課題 -
1) 株安についての文章から、「最大の理由は、FRB(連邦準備理事会)が」から「いつもの構図で世界株安となったものです。」までをそのまま書き写すこと。
2) 株安についての文章をもとに、次の問いに答えること。
(a) FRBが決定した利上げの幅は何%か。
(b) スイス国立銀行はSNB政策金利を何%利上げしたか。
(c) 過去半年でドイツの株価指数はどの程度下落したか。
3) 株安についての文章の最後の一文に続けて、その先を書き進めること。

From:奥村尚
東京のオフィスより、、、
世界で株式の下落が続いています。
特に先週の下落が大きいのですが、
その原因は、大変に単純です。
最大の理由は、FRB(連邦準備理事会)が
0.75%という大変に大きな幅の利上げを
決定したからだと思われます(6/15、現地時間)。
更に続いて英国も
準備預金金利の+0.25%利上げを
決定しました(6/16、現地時間)。
同日、スイス国立銀行も
SNB政策金利を+0.5%利上げし、
市場は利上げ一色となりました。
金利が上がるわけですから、
その金利を得ようと債券が買われ、
そのために株式が売られるという
いつもの構図で世界株安となったものです。
金利を上げる理由は、
お金の流れを悪くしてでも、
モノが売れなくなるようにすることでしたね。
モノが売れなくなると、
要するに需要が減るので、
価格は下がる、という理屈です。
ECBも、
7月21日の金融政策決定会合では、
利上げを予定しています。
欧米はそのような状況ですが、
政策金利は変更せず、
という方針を打ち出したのが
我らが日銀です。
金利を上げると、
お金の流れが悪くなり経済に良くない、
今はコロナの影響で経済が回っていないから
利上げは時期尚早というわけです。
その成果を、株価で見てみましょう。
日欧米の代表的株価指数を
過去半年プロットしました。
米国は20%近く下落しました。
ドイツでも14%近く下落しています。
日本が最も良い状態ですね。
7.5%程度しか下落していません。
日本に関しては、
金利は欧米と違って利上げされていないのですから、
本当であれば下落する必要はないのですが、
欧米、特に米国の株安は伝搬しやすいので、
こうなっているという単純な理由で
日本株も下がったと思ってよいでしょう。

要素と領域のデータ -
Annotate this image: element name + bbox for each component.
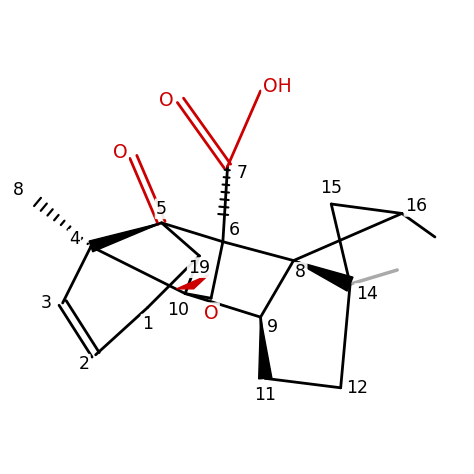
Text: 8: 8 bbox=[295, 264, 306, 282]
Text: 19: 19 bbox=[188, 259, 210, 277]
Text: OH: OH bbox=[263, 77, 292, 96]
Text: 14: 14 bbox=[356, 284, 377, 302]
Text: 4: 4 bbox=[69, 230, 80, 248]
Text: 2: 2 bbox=[78, 355, 90, 373]
Polygon shape bbox=[259, 317, 272, 379]
Text: 1: 1 bbox=[142, 315, 153, 333]
Text: 10: 10 bbox=[167, 301, 189, 319]
Text: 15: 15 bbox=[320, 179, 342, 197]
Polygon shape bbox=[293, 261, 353, 291]
Text: 3: 3 bbox=[41, 294, 52, 312]
Polygon shape bbox=[89, 223, 162, 252]
Text: O: O bbox=[204, 304, 219, 323]
Polygon shape bbox=[177, 275, 209, 289]
Text: 8: 8 bbox=[12, 181, 23, 199]
Text: O: O bbox=[113, 143, 128, 162]
Text: 9: 9 bbox=[267, 318, 278, 336]
Text: 11: 11 bbox=[254, 386, 276, 404]
Text: 12: 12 bbox=[346, 379, 368, 397]
Text: 6: 6 bbox=[229, 221, 240, 239]
Text: 5: 5 bbox=[156, 200, 167, 218]
Text: O: O bbox=[159, 91, 173, 110]
Text: 7: 7 bbox=[236, 164, 247, 182]
Text: 16: 16 bbox=[405, 197, 427, 215]
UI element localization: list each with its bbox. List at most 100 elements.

課題の解答 -
1)
最大の理由は、FRB(連邦準備理事会)が
0.75%という大変に大きな幅の利上げを
決定したからだと思われます(6/15、現地時間)。
更に続いて英国も
準備預金金利の+0.25%利上げを
決定しました(6/16、現地時間)。
同日、スイス国立銀行も
SNB政策金利を+0.5%利上げし、
市場は利上げ一色となりました。
金利が上がるわけですから、
その金利を得ようと債券が買われ、
そのために株式が売られるという
いつもの構図で世界株安となったものです。

2)
(a) 0.75%
(b) 0.5%
(c) 14%近く

3)
実は、日本の物価(消費者物価指数、CPI)の
上昇率が極めて低く、少なくともG7の中では
突出して安定しています。
日欧米共通で比較できる4月のデータを見ると、
2021年の4月比でこうなっています。
日+2.5%
EU +7.4%
米 +8.3%
日本も物価高は最近ニュースになっていますが、
欧米は日本の3倍も上昇しているということです。
日本は、経済を止める利上げをする必要は、
まだまだない、ということでもあります。
日銀の黒田総裁の任期は、
2023年4月8日ですが、
その時まで利上げはしないと思います。
とすると、
今後もずんずん上げてゆく欧米とは
もっと差がつくことでしょう。
日本の株式環境は、欧米に比べてかなり良い、
と言い切って良いのです。
加えて、欧米の利上げに関しては、
円安(ドル高、ユーロ高)を伴います。
日本の輸出企業は見かけ上の売上が大きくなり、
儲けやすくなります。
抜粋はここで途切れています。